Start of Data supplied
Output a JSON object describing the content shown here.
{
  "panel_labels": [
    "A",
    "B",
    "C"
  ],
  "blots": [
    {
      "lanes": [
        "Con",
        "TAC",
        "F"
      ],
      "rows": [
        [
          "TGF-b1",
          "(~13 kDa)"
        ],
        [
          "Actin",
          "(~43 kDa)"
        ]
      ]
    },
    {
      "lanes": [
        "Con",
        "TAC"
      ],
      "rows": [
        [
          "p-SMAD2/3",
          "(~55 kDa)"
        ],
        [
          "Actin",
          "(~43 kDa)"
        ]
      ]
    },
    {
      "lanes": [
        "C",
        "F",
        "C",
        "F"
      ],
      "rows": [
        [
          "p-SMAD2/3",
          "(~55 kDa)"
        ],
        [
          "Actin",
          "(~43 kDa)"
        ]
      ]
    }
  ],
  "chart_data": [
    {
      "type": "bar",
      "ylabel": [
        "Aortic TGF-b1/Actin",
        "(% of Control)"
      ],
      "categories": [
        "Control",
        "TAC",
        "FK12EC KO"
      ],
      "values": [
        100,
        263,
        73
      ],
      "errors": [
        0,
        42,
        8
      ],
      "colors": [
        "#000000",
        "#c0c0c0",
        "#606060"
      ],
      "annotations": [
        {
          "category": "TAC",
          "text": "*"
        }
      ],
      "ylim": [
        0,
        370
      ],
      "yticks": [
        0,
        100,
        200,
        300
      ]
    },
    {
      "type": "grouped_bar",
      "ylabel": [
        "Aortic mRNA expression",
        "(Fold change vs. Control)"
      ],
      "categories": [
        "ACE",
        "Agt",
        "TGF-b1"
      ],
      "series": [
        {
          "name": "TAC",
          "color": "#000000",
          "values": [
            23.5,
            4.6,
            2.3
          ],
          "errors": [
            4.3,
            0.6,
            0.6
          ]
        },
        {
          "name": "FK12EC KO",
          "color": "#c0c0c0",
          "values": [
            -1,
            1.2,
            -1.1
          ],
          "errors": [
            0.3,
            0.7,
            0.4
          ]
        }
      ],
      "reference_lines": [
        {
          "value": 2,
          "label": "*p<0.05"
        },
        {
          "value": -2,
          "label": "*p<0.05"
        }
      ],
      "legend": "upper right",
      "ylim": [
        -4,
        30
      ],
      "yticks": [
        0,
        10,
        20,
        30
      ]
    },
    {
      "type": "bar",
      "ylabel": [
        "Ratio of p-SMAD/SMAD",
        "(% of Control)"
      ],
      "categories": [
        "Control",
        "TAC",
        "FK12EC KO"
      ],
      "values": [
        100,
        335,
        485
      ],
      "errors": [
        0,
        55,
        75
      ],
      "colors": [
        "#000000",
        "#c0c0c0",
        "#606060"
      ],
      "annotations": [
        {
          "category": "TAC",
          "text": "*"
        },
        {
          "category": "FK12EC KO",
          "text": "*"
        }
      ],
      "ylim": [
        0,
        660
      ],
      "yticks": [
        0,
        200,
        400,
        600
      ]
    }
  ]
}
End of Data supplied
◆ **Required work**: Please copy each record shown above exactly.

◆ **Solution to this task**:
Output a JSON object describing the content shown here.
{
  "panel_labels": [
    "A",
    "B",
    "C"
  ],
  "blots": [
    {
      "lanes": [
        "Con",
        "TAC",
        "F"
      ],
      "rows": [
        [
          "TGF-b1",
          "(~13 kDa)"
        ],
        [
          "Actin",
          "(~43 kDa)"
        ]
      ]
    },
    {
      "lanes": [
        "Con",
        "TAC"
      ],
      "rows": [
        [
          "p-SMAD2/3",
          "(~55 kDa)"
        ],
        [
          "Actin",
          "(~43 kDa)"
        ]
      ]
    },
    {
      "lanes": [
        "C",
        "F",
        "C",
        "F"
      ],
      "rows": [
        [
          "p-SMAD2/3",
          "(~55 kDa)"
        ],
        [
          "Actin",
          "(~43 kDa)"
        ]
      ]
    }
  ],
  "chart_data": [
    {
      "type": "bar",
      "ylabel": [
        "Aortic TGF-b1/Actin",
        "(% of Control)"
      ],
      "categories": [
        "Control",
        "TAC",
        "FK12EC KO"
      ],
      "values": [
        100,
        263,
        73
      ],
      "errors": [
        0,
        42,
        8
      ],
      "colors": [
        "#000000",
        "#c0c0c0",
        "#606060"
      ],
      "annotations": [
        {
          "category": "TAC",
          "text": "*"
        }
      ],
      "ylim": [
        0,
        370
      ],
      "yticks": [
        0,
        100,
        200,
        300
      ]
    },
    {
      "type": "grouped_bar",
      "ylabel": [
        "Aortic mRNA expression",
        "(Fold change vs. Control)"
      ],
      "categories": [
        "ACE",
        "Agt",
        "TGF-b1"
      ],
      "series": [
        {
          "name": "TAC",
          "color": "#000000",
          "values": [
            23.5,
            4.6,
            2.3
          ],
          "errors": [
            4.3,
            0.6,
            0.6
          ]
        },
        {
          "name": "FK12EC KO",
          "color": "#c0c0c0",
          "values": [
            -1,
            1.2,
            -1.1
          ],
          "errors": [
            0.3,
            0.7,
            0.4
          ]
        }
      ],
      "reference_lines": [
        {
          "value": 2,
          "label": "*p<0.05"
        },
        {
          "value": -2,
          "label": "*p<0.05"
        }
      ],
      "legend": "upper right",
      "ylim": [
        -4,
        30
      ],
      "yticks": [
        0,
        10,
        20,
        30
      ]
    },
    {
      "type": "bar",
      "ylabel": [
        "Ratio of p-SMAD/SMAD",
        "(% of Control)"
      ],
      "categories": [
        "Control",
        "TAC",
        "FK12EC KO"
      ],
      "values": [
        100,
        335,
        485
      ],
      "errors": [
        0,
        55,
        75
      ],
      "colors": [
        "#000000",
        "#c0c0c0",
        "#606060"
      ],
      "annotations": [
        {
          "category": "TAC",
          "text": "*"
        },
        {
          "category": "FK12EC KO",
          "text": "*"
        }
      ],
      "ylim": [
        0,
        660
      ],
      "yticks": [
        0,
        200,
        400,
        600
      ]
    }
  ]
}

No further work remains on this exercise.